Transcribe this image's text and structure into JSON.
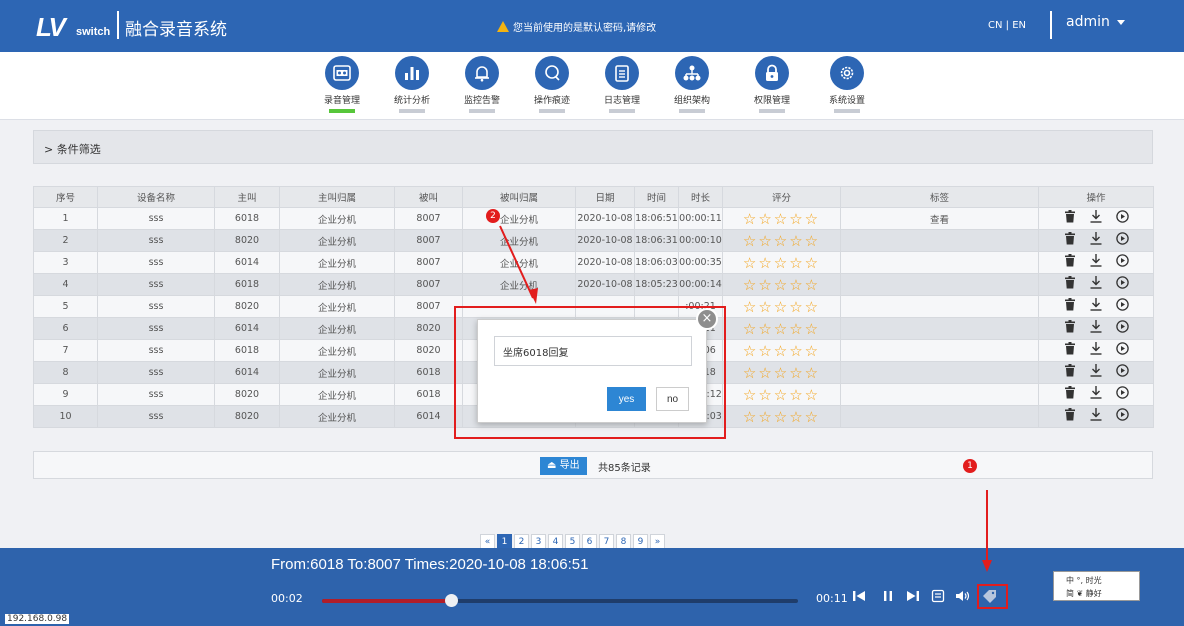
{
  "header": {
    "logo_text": "LV",
    "logo_sub": "switch",
    "app_title": "融合录音系统",
    "warning": "您当前使用的是默认密码,请修改",
    "lang": "CN | EN",
    "user": "admin"
  },
  "nav": [
    {
      "label": "录音管理",
      "icon": "recorder-icon"
    },
    {
      "label": "统计分析",
      "icon": "bar-chart-icon"
    },
    {
      "label": "监控告警",
      "icon": "bell-icon"
    },
    {
      "label": "操作痕迹",
      "icon": "search-icon"
    },
    {
      "label": "日志管理",
      "icon": "log-icon"
    },
    {
      "label": "组织架构",
      "icon": "org-icon"
    },
    {
      "label": "权限管理",
      "icon": "lock-icon"
    },
    {
      "label": "系统设置",
      "icon": "gear-icon"
    }
  ],
  "filter": {
    "label": "> 条件筛选"
  },
  "table": {
    "headers": [
      "序号",
      "设备名称",
      "主叫",
      "主叫归属",
      "被叫",
      "被叫归属",
      "日期",
      "时间",
      "时长",
      "评分",
      "标签",
      "操作"
    ],
    "rows": [
      {
        "no": "1",
        "device": "sss",
        "caller": "6018",
        "caller_loc": "企业分机",
        "callee": "8007",
        "callee_loc": "企业分机",
        "date": "2020-10-08",
        "time": "18:06:51",
        "duration": "00:00:11",
        "tag": "查看"
      },
      {
        "no": "2",
        "device": "sss",
        "caller": "8020",
        "caller_loc": "企业分机",
        "callee": "8007",
        "callee_loc": "企业分机",
        "date": "2020-10-08",
        "time": "18:06:31",
        "duration": "00:00:10",
        "tag": ""
      },
      {
        "no": "3",
        "device": "sss",
        "caller": "6014",
        "caller_loc": "企业分机",
        "callee": "8007",
        "callee_loc": "企业分机",
        "date": "2020-10-08",
        "time": "18:06:03",
        "duration": "00:00:35",
        "tag": ""
      },
      {
        "no": "4",
        "device": "sss",
        "caller": "6018",
        "caller_loc": "企业分机",
        "callee": "8007",
        "callee_loc": "企业分机",
        "date": "2020-10-08",
        "time": "18:05:23",
        "duration": "00:00:14",
        "tag": ""
      },
      {
        "no": "5",
        "device": "sss",
        "caller": "8020",
        "caller_loc": "企业分机",
        "callee": "8007",
        "callee_loc": "",
        "date": "",
        "time": "",
        "duration": ":00:21",
        "tag": ""
      },
      {
        "no": "6",
        "device": "sss",
        "caller": "6014",
        "caller_loc": "企业分机",
        "callee": "8020",
        "callee_loc": "",
        "date": "",
        "time": "",
        "duration": ":00:11",
        "tag": ""
      },
      {
        "no": "7",
        "device": "sss",
        "caller": "6018",
        "caller_loc": "企业分机",
        "callee": "8020",
        "callee_loc": "",
        "date": "",
        "time": "",
        "duration": ":00:06",
        "tag": ""
      },
      {
        "no": "8",
        "device": "sss",
        "caller": "6014",
        "caller_loc": "企业分机",
        "callee": "6018",
        "callee_loc": "",
        "date": "",
        "time": "",
        "duration": ":00:18",
        "tag": ""
      },
      {
        "no": "9",
        "device": "sss",
        "caller": "8020",
        "caller_loc": "企业分机",
        "callee": "6018",
        "callee_loc": "企业分机",
        "date": "2020-10-08",
        "time": "18:03:33",
        "duration": "00:00:12",
        "tag": ""
      },
      {
        "no": "10",
        "device": "sss",
        "caller": "8020",
        "caller_loc": "企业分机",
        "callee": "6014",
        "callee_loc": "企业分机",
        "date": "2020-10-08",
        "time": "18:03:11",
        "duration": "00:00:03",
        "tag": ""
      }
    ]
  },
  "footer": {
    "export_label": "导出",
    "record_count": "共85条记录"
  },
  "pagination": {
    "prev": "«",
    "pages": [
      "1",
      "2",
      "3",
      "4",
      "5",
      "6",
      "7",
      "8",
      "9"
    ],
    "next": "»",
    "current": "1"
  },
  "player": {
    "info": "From:6018 To:8007 Times:2020-10-08 18:06:51",
    "current_time": "00:02",
    "total_time": "00:11",
    "progress": 0.27
  },
  "status": {
    "ip": "192.168.0.98"
  },
  "modal": {
    "input_value": "坐席6018回复",
    "yes_label": "yes",
    "no_label": "no",
    "close": "×"
  },
  "annotations": {
    "badge1": "1",
    "badge2": "2"
  },
  "ime": {
    "line1": "中 °, 时光",
    "line2": "简 ❦ 静好"
  },
  "colors": {
    "primary": "#2d66b4",
    "accent_green": "#57c63a",
    "star": "#f3a41c",
    "highlight": "#e21d1d"
  }
}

Job:
Print out the lines exactly, skipping any picture.

Solution to this task:
Transcribe this image's text and structure into JSON.
{
  "header": {
    "logo_text": "LV",
    "logo_sub": "switch",
    "app_title": "融合录音系统",
    "warning": "您当前使用的是默认密码,请修改",
    "lang": "CN | EN",
    "user": "admin"
  },
  "nav": [
    {
      "label": "录音管理",
      "icon": "recorder-icon"
    },
    {
      "label": "统计分析",
      "icon": "bar-chart-icon"
    },
    {
      "label": "监控告警",
      "icon": "bell-icon"
    },
    {
      "label": "操作痕迹",
      "icon": "search-icon"
    },
    {
      "label": "日志管理",
      "icon": "log-icon"
    },
    {
      "label": "组织架构",
      "icon": "org-icon"
    },
    {
      "label": "权限管理",
      "icon": "lock-icon"
    },
    {
      "label": "系统设置",
      "icon": "gear-icon"
    }
  ],
  "filter": {
    "label": "> 条件筛选"
  },
  "table": {
    "headers": [
      "序号",
      "设备名称",
      "主叫",
      "主叫归属",
      "被叫",
      "被叫归属",
      "日期",
      "时间",
      "时长",
      "评分",
      "标签",
      "操作"
    ],
    "rows": [
      {
        "no": "1",
        "device": "sss",
        "caller": "6018",
        "caller_loc": "企业分机",
        "callee": "8007",
        "callee_loc": "企业分机",
        "date": "2020-10-08",
        "time": "18:06:51",
        "duration": "00:00:11",
        "tag": "查看"
      },
      {
        "no": "2",
        "device": "sss",
        "caller": "8020",
        "caller_loc": "企业分机",
        "callee": "8007",
        "callee_loc": "企业分机",
        "date": "2020-10-08",
        "time": "18:06:31",
        "duration": "00:00:10",
        "tag": ""
      },
      {
        "no": "3",
        "device": "sss",
        "caller": "6014",
        "caller_loc": "企业分机",
        "callee": "8007",
        "callee_loc": "企业分机",
        "date": "2020-10-08",
        "time": "18:06:03",
        "duration": "00:00:35",
        "tag": ""
      },
      {
        "no": "4",
        "device": "sss",
        "caller": "6018",
        "caller_loc": "企业分机",
        "callee": "8007",
        "callee_loc": "企业分机",
        "date": "2020-10-08",
        "time": "18:05:23",
        "duration": "00:00:14",
        "tag": ""
      },
      {
        "no": "5",
        "device": "sss",
        "caller": "8020",
        "caller_loc": "企业分机",
        "callee": "8007",
        "callee_loc": "",
        "date": "",
        "time": "",
        "duration": ":00:21",
        "tag": ""
      },
      {
        "no": "6",
        "device": "sss",
        "caller": "6014",
        "caller_loc": "企业分机",
        "callee": "8020",
        "callee_loc": "",
        "date": "",
        "time": "",
        "duration": ":00:11",
        "tag": ""
      },
      {
        "no": "7",
        "device": "sss",
        "caller": "6018",
        "caller_loc": "企业分机",
        "callee": "8020",
        "callee_loc": "",
        "date": "",
        "time": "",
        "duration": ":00:06",
        "tag": ""
      },
      {
        "no": "8",
        "device": "sss",
        "caller": "6014",
        "caller_loc": "企业分机",
        "callee": "6018",
        "callee_loc": "",
        "date": "",
        "time": "",
        "duration": ":00:18",
        "tag": ""
      },
      {
        "no": "9",
        "device": "sss",
        "caller": "8020",
        "caller_loc": "企业分机",
        "callee": "6018",
        "callee_loc": "企业分机",
        "date": "2020-10-08",
        "time": "18:03:33",
        "duration": "00:00:12",
        "tag": ""
      },
      {
        "no": "10",
        "device": "sss",
        "caller": "8020",
        "caller_loc": "企业分机",
        "callee": "6014",
        "callee_loc": "企业分机",
        "date": "2020-10-08",
        "time": "18:03:11",
        "duration": "00:00:03",
        "tag": ""
      }
    ]
  },
  "footer": {
    "export_label": "导出",
    "record_count": "共85条记录"
  },
  "pagination": {
    "prev": "«",
    "pages": [
      "1",
      "2",
      "3",
      "4",
      "5",
      "6",
      "7",
      "8",
      "9"
    ],
    "next": "»",
    "current": "1"
  },
  "player": {
    "info": "From:6018 To:8007 Times:2020-10-08 18:06:51",
    "current_time": "00:02",
    "total_time": "00:11",
    "progress": 0.27
  },
  "status": {
    "ip": "192.168.0.98"
  },
  "modal": {
    "input_value": "坐席6018回复",
    "yes_label": "yes",
    "no_label": "no",
    "close": "×"
  },
  "annotations": {
    "badge1": "1",
    "badge2": "2"
  },
  "ime": {
    "line1": "中 °, 时光",
    "line2": "简 ❦ 静好"
  },
  "colors": {
    "primary": "#2d66b4",
    "accent_green": "#57c63a",
    "star": "#f3a41c",
    "highlight": "#e21d1d"
  }
}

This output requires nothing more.